## START Data shown

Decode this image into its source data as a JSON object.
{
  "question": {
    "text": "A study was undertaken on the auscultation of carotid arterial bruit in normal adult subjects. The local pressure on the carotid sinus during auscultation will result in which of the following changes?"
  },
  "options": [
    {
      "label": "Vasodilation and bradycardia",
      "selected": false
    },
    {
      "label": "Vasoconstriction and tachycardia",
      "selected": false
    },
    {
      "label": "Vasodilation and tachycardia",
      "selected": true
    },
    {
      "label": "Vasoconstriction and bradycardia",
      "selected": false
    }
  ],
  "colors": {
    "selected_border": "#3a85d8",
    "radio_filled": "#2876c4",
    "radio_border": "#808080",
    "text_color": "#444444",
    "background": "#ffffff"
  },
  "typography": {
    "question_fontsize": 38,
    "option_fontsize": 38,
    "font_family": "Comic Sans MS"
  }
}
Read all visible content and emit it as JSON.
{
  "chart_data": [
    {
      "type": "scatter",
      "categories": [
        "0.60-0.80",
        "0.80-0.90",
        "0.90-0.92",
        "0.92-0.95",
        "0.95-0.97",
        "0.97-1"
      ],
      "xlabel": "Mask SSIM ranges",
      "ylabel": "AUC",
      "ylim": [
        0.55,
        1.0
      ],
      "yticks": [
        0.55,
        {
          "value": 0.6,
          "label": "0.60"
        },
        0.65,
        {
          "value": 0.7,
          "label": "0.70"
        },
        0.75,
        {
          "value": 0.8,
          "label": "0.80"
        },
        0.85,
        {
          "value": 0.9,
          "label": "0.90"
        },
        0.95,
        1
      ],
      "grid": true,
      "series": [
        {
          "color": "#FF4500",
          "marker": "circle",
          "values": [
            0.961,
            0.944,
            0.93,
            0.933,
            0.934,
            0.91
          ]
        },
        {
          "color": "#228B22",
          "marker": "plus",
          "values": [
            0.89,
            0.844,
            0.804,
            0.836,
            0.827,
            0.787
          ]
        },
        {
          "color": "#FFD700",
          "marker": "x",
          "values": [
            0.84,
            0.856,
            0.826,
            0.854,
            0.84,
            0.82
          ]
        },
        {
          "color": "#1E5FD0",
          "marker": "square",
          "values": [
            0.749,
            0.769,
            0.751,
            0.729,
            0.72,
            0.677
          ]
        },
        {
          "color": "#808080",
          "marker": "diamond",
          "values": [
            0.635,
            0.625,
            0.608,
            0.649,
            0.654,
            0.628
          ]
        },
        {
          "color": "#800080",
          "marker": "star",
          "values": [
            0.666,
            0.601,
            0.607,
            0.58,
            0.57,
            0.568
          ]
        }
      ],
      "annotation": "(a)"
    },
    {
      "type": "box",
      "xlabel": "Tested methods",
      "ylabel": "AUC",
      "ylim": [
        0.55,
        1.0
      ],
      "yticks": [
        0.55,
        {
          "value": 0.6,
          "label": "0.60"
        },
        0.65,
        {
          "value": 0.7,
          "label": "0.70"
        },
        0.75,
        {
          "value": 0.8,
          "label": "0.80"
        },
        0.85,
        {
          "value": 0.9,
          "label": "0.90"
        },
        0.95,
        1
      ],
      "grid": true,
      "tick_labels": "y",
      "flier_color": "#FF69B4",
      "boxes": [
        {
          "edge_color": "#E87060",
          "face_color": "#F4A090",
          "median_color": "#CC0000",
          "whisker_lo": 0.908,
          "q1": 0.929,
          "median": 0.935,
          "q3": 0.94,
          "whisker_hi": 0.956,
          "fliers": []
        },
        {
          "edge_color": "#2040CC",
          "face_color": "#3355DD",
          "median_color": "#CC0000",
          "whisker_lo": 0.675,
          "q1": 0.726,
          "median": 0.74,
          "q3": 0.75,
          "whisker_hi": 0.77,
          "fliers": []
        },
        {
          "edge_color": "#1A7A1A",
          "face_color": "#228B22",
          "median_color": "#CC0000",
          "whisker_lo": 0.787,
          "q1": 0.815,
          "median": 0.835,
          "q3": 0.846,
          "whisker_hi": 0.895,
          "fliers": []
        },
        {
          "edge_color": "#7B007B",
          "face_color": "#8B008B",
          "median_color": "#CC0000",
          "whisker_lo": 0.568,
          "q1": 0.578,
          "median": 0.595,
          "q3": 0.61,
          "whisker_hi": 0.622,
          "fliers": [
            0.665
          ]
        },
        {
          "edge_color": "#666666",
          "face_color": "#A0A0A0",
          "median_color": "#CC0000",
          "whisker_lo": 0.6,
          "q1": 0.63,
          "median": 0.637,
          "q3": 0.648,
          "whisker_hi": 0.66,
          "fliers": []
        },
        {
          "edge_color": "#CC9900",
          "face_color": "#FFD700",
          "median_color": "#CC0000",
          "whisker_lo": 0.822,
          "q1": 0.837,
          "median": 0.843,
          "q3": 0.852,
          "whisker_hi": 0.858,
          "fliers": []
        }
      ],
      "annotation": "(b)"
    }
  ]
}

## END Data shown

## The request
From the listing above, pick out each line where the word "Vasodilation" appears.

## Result for this exercise
      "label": "Vasodilation and bradycardia",
      "label": "Vasodilation and tachycardia",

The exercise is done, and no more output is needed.